Instructions to follow
Reproduce every line in the listing that contains the word "CULTURAIS".

Dataset rows
----------

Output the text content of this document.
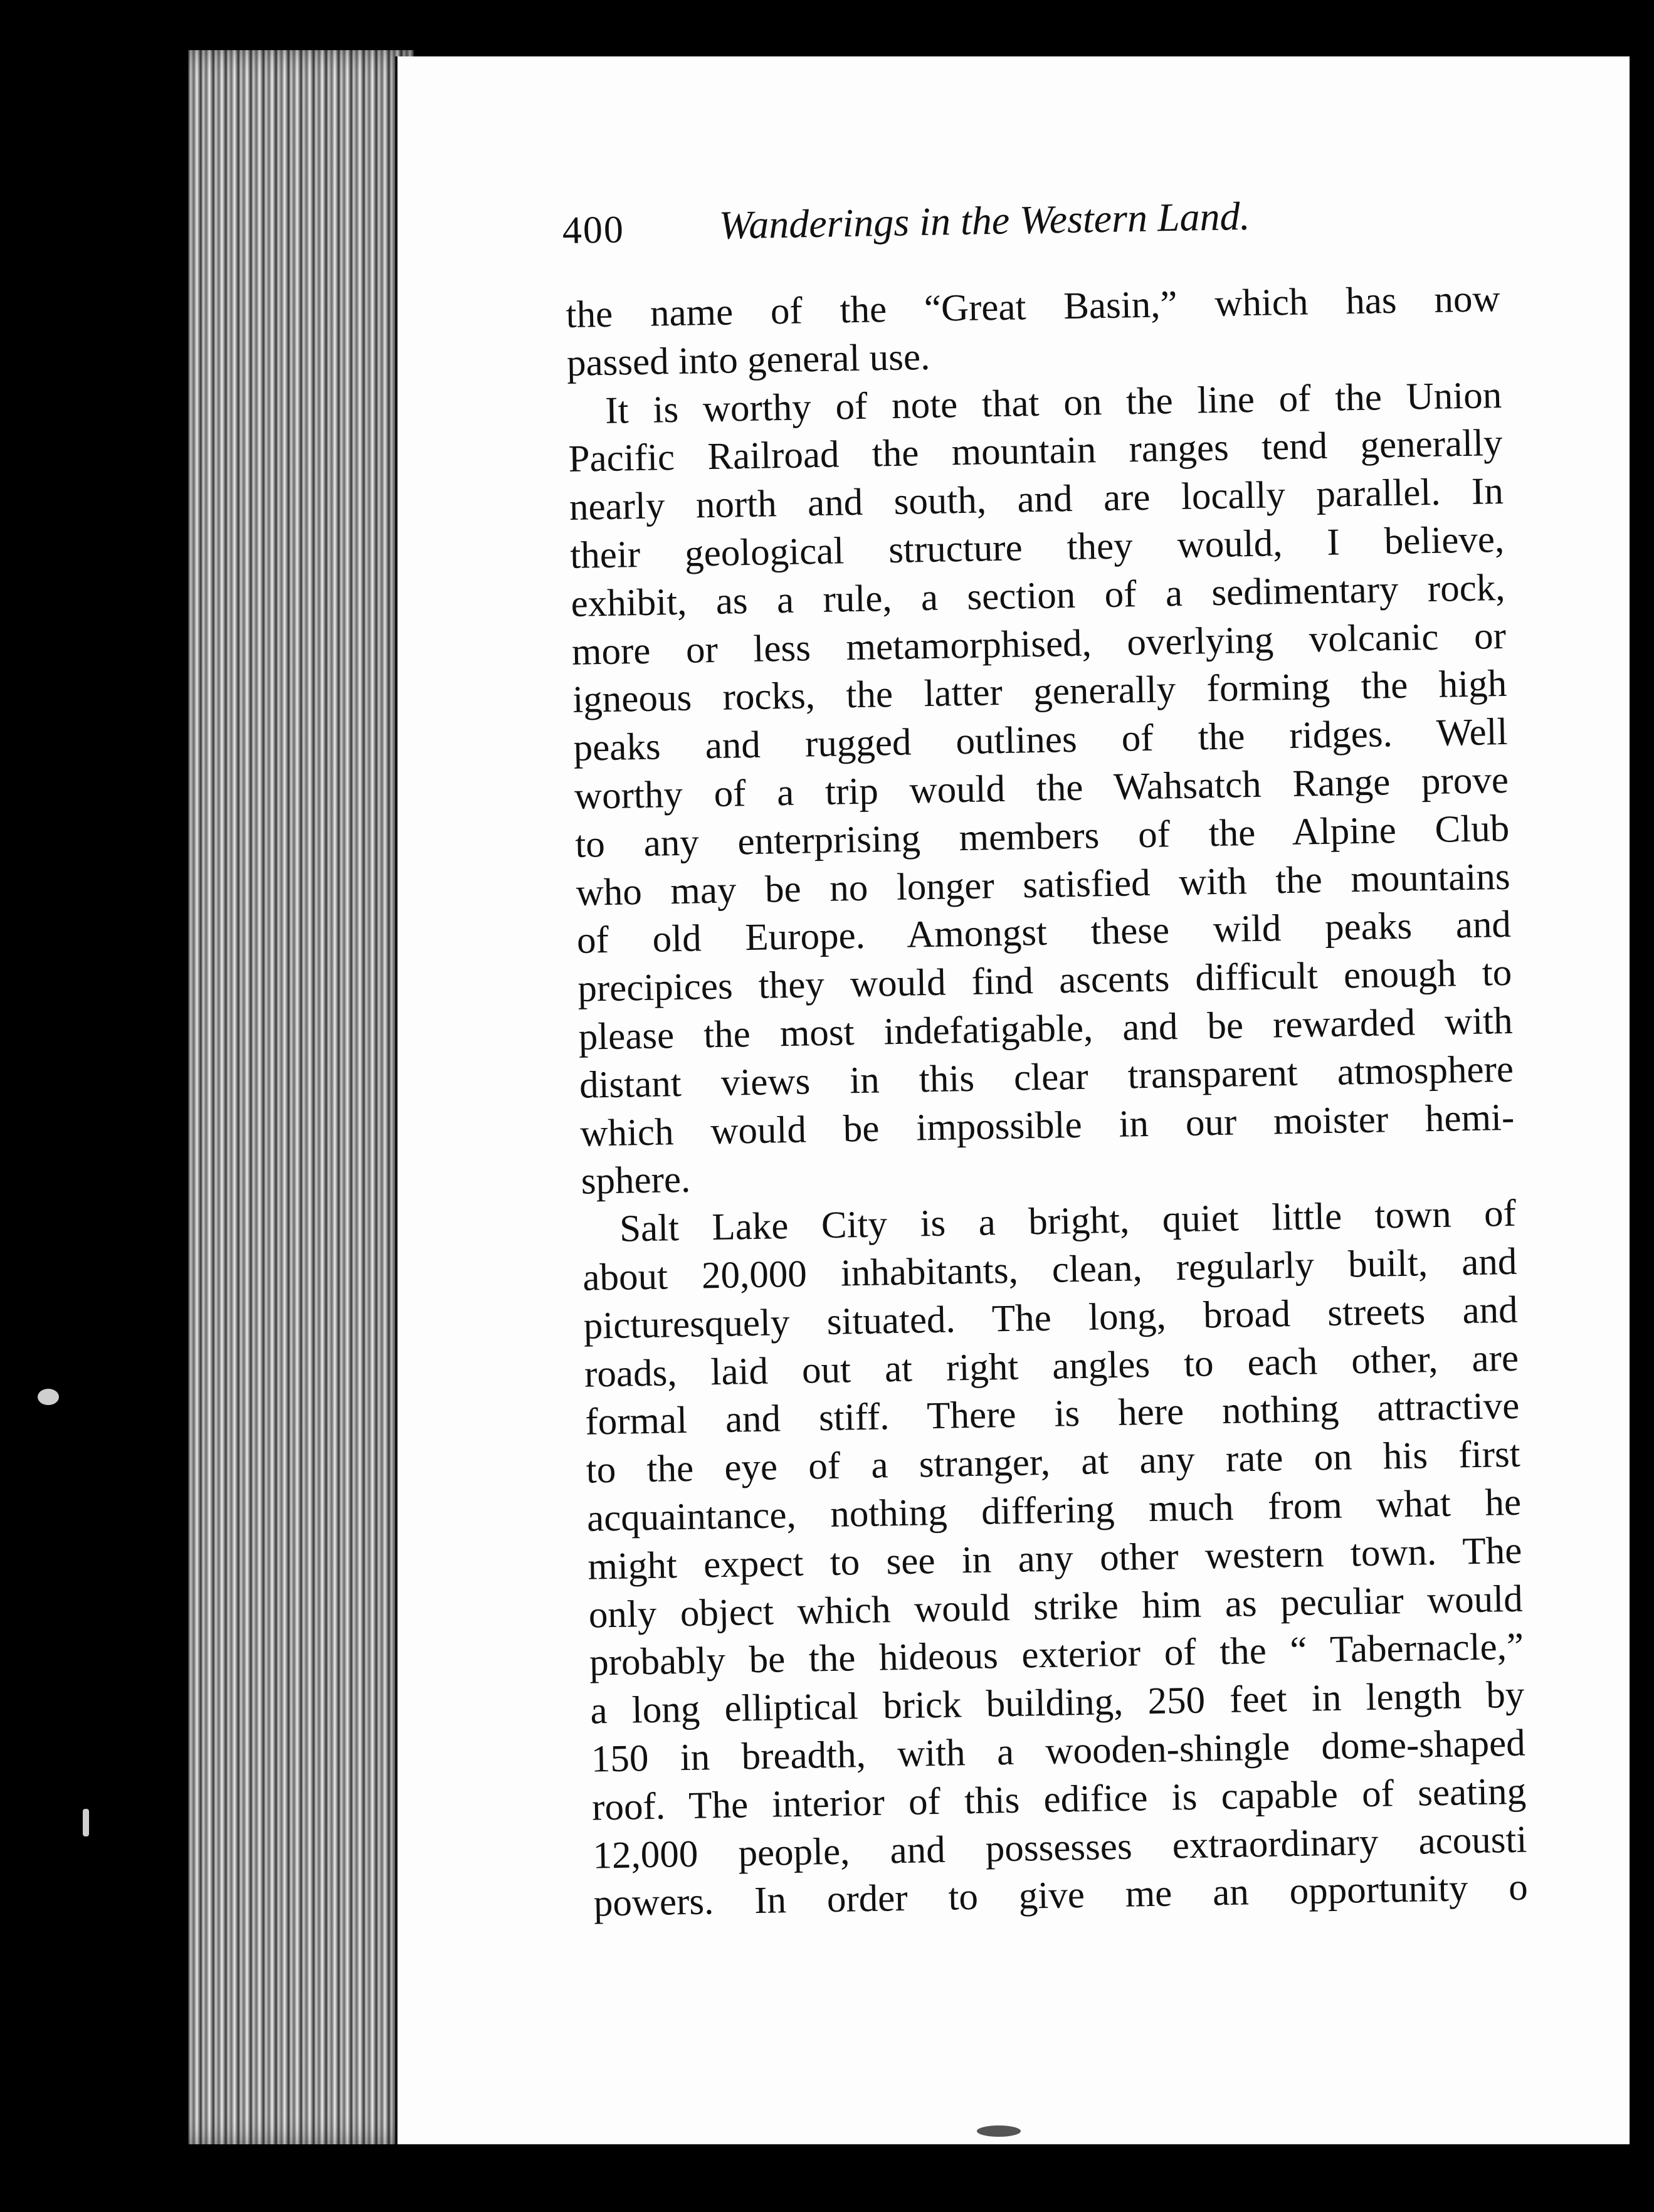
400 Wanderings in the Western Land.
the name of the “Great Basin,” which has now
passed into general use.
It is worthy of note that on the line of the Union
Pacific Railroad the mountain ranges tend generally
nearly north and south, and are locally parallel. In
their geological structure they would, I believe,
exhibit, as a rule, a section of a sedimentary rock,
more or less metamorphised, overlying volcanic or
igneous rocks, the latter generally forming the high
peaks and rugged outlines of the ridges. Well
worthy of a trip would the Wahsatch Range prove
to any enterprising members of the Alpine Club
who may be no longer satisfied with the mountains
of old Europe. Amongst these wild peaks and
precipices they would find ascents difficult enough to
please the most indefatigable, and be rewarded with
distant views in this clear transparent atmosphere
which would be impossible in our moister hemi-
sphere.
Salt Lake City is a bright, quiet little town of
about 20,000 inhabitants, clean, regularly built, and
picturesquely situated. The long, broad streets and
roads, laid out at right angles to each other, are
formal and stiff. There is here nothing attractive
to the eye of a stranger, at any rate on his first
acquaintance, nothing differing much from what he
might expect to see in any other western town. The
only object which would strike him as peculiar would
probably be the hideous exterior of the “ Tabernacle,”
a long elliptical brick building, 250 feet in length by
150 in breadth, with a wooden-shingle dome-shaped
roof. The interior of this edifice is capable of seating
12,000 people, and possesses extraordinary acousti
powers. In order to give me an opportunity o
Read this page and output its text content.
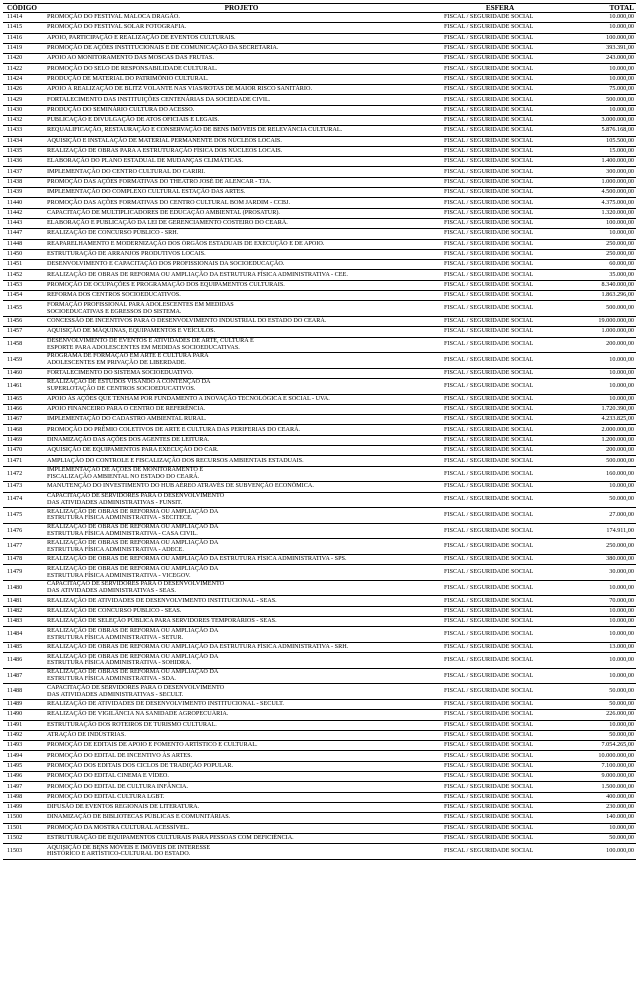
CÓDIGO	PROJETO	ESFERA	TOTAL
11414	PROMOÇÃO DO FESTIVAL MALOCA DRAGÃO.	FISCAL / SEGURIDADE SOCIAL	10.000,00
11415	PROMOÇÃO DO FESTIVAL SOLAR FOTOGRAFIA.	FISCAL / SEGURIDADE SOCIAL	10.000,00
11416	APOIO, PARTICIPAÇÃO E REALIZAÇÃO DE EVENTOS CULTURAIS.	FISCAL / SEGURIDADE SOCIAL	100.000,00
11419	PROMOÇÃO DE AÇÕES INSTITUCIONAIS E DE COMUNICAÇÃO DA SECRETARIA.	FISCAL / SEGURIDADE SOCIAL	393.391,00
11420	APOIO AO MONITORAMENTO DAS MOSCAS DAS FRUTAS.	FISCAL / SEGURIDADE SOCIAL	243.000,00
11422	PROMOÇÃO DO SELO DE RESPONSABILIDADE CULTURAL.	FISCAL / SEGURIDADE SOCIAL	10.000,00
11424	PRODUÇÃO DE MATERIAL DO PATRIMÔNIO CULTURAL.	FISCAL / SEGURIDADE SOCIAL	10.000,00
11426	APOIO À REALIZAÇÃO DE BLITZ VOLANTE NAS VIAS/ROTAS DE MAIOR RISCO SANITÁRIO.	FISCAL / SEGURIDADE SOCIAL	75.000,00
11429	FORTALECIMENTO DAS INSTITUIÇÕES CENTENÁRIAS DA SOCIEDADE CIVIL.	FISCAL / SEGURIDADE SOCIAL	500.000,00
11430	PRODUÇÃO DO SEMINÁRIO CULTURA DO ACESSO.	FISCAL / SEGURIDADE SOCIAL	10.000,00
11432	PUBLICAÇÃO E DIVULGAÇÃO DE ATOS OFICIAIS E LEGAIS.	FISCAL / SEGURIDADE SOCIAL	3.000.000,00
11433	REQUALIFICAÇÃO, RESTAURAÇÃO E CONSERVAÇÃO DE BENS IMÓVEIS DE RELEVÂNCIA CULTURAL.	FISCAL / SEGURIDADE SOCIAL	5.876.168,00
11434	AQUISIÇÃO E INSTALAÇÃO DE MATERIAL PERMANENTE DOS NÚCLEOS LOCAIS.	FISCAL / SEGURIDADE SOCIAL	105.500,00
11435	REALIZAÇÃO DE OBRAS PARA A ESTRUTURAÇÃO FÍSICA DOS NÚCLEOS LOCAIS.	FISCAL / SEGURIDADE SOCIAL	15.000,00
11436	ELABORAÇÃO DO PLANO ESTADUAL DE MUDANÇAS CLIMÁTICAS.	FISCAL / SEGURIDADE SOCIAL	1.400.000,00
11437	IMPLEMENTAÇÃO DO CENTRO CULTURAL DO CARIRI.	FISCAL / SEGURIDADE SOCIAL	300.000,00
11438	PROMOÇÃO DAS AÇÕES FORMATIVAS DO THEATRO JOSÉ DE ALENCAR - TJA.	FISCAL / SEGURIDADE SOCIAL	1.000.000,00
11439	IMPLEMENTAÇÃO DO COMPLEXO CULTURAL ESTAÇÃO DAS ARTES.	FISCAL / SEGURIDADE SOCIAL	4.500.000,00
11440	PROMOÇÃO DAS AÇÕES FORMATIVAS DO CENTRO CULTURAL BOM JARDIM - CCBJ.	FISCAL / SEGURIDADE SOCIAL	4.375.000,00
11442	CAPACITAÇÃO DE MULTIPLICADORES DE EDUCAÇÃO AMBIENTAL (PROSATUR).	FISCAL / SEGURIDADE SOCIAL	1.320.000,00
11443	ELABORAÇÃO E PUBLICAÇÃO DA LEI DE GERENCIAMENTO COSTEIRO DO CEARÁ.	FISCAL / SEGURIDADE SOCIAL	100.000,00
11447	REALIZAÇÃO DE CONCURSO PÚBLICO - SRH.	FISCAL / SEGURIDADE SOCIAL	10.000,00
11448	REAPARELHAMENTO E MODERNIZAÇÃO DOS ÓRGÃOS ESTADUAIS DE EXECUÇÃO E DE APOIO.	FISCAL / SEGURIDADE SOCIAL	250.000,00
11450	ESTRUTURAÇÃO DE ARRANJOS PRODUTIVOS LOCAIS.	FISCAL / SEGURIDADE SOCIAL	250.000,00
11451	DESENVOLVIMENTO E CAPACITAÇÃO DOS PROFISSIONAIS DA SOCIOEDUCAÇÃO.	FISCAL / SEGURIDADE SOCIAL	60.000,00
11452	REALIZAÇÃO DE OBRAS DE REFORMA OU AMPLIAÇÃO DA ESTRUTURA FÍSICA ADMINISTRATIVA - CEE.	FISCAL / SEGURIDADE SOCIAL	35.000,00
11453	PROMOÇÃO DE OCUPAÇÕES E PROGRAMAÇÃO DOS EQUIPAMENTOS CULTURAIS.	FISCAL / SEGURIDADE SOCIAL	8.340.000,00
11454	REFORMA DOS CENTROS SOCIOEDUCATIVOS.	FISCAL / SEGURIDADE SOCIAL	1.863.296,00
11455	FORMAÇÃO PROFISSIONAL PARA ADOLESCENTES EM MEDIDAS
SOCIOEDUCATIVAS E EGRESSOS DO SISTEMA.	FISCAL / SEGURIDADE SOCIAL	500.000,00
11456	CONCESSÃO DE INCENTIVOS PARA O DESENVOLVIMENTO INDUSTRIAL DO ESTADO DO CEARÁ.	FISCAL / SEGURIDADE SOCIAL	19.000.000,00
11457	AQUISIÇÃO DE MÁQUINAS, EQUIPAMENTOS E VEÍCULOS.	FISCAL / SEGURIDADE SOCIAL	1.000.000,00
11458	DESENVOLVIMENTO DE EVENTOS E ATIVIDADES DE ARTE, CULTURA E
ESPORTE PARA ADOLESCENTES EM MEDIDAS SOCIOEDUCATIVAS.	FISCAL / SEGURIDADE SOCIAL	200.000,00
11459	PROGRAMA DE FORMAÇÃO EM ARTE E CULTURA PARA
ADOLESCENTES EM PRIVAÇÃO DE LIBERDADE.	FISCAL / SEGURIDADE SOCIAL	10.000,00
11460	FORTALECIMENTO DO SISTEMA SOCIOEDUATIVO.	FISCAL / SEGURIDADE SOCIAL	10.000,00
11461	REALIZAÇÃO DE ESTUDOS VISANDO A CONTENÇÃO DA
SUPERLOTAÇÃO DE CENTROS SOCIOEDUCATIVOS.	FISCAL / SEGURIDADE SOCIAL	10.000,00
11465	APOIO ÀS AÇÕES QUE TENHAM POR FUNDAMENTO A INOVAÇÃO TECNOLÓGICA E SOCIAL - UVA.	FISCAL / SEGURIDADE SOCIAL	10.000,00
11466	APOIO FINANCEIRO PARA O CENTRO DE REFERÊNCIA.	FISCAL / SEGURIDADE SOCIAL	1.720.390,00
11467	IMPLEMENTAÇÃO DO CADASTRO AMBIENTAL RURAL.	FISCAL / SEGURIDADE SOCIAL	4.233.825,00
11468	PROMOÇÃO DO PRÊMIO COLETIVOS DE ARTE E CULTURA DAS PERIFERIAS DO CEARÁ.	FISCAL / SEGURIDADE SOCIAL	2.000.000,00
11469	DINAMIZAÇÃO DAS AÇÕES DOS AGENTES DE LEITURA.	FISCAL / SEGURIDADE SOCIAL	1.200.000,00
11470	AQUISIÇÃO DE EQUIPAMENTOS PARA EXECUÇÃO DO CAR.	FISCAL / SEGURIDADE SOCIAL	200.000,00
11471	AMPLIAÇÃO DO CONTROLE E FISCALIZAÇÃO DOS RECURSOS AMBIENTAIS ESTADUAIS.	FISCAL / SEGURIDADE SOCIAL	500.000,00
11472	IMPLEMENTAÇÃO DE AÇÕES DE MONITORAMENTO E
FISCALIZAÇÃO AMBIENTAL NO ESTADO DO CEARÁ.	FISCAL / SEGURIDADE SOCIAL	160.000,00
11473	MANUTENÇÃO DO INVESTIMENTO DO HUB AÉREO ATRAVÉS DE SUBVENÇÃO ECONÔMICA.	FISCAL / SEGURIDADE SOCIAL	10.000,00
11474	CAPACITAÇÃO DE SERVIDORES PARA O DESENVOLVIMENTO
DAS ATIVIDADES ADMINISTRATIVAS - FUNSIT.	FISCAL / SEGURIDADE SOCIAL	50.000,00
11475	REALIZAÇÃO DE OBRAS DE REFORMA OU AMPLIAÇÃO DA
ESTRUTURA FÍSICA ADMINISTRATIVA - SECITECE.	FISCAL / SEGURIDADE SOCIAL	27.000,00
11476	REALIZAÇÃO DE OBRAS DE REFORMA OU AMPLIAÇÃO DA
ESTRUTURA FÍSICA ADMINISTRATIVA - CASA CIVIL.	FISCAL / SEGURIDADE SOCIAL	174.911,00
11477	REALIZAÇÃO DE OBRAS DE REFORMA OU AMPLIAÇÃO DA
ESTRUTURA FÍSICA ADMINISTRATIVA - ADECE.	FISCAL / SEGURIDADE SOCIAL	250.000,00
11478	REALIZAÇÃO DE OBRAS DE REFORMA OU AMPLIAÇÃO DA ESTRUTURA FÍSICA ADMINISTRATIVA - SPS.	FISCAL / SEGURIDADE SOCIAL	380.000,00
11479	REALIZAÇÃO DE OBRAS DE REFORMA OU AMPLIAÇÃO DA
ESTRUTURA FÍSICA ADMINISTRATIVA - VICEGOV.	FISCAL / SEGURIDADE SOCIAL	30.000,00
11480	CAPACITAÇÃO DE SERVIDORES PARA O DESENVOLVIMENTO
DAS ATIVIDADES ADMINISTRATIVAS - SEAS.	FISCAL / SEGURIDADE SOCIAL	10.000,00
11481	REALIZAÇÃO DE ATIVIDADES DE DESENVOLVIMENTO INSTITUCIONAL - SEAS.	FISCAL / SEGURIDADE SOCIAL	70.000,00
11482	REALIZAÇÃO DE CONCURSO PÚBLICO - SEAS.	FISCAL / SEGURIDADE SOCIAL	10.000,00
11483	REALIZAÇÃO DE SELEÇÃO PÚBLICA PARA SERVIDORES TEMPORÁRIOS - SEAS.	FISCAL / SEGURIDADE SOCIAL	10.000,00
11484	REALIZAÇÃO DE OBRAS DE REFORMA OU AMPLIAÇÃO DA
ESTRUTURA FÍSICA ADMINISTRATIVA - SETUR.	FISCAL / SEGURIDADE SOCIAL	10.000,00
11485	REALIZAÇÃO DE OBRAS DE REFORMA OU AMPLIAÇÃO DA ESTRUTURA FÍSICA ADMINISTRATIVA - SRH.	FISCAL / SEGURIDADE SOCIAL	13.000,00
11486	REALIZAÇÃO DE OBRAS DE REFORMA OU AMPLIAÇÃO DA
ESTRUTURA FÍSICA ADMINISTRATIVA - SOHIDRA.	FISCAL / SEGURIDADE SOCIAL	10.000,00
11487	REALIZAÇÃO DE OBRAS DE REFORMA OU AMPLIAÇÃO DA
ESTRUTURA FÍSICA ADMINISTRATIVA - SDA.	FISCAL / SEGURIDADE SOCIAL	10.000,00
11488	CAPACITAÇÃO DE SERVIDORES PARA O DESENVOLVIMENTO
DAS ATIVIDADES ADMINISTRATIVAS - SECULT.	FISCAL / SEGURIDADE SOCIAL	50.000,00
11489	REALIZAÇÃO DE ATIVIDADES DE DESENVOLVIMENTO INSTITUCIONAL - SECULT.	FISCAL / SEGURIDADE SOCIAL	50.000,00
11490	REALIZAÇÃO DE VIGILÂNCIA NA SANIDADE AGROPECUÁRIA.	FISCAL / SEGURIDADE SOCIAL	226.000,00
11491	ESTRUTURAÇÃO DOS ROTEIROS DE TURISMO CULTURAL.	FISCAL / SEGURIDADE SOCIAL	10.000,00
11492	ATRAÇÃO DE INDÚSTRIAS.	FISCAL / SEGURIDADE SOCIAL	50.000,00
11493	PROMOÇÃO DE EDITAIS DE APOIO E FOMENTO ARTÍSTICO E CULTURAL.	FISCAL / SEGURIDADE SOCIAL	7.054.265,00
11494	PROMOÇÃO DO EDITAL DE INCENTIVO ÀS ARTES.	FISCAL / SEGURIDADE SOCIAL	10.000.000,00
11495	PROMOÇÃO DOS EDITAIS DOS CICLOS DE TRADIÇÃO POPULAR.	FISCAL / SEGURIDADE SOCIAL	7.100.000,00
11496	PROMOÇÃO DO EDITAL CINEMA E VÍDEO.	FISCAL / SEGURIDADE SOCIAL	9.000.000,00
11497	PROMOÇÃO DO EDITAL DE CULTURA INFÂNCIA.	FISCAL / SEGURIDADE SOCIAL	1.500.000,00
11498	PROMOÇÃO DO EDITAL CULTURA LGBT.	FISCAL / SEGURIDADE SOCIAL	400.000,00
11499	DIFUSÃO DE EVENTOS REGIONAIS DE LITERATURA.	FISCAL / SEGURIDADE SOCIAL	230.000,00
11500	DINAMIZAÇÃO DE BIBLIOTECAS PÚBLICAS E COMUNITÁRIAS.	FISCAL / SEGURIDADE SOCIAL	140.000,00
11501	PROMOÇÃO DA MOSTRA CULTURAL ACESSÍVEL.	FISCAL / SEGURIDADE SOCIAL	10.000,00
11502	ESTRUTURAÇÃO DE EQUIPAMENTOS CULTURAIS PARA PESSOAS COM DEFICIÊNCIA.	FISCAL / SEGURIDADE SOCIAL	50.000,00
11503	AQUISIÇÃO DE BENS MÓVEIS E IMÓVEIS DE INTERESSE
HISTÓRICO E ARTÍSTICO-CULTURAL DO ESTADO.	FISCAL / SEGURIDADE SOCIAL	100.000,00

----------

Task answer
11416	APOIO, PARTICIPAÇÃO E REALIZAÇÃO DE EVENTOS CULTURAIS.	FISCAL / SEGURIDADE SOCIAL	100.000,00
11453	PROMOÇÃO DE OCUPAÇÕES E PROGRAMAÇÃO DOS EQUIPAMENTOS CULTURAIS.	FISCAL / SEGURIDADE SOCIAL	8.340.000,00
11502	ESTRUTURAÇÃO DE EQUIPAMENTOS CULTURAIS PARA PESSOAS COM DEFICIÊNCIA.	FISCAL / SEGURIDADE SOCIAL	50.000,00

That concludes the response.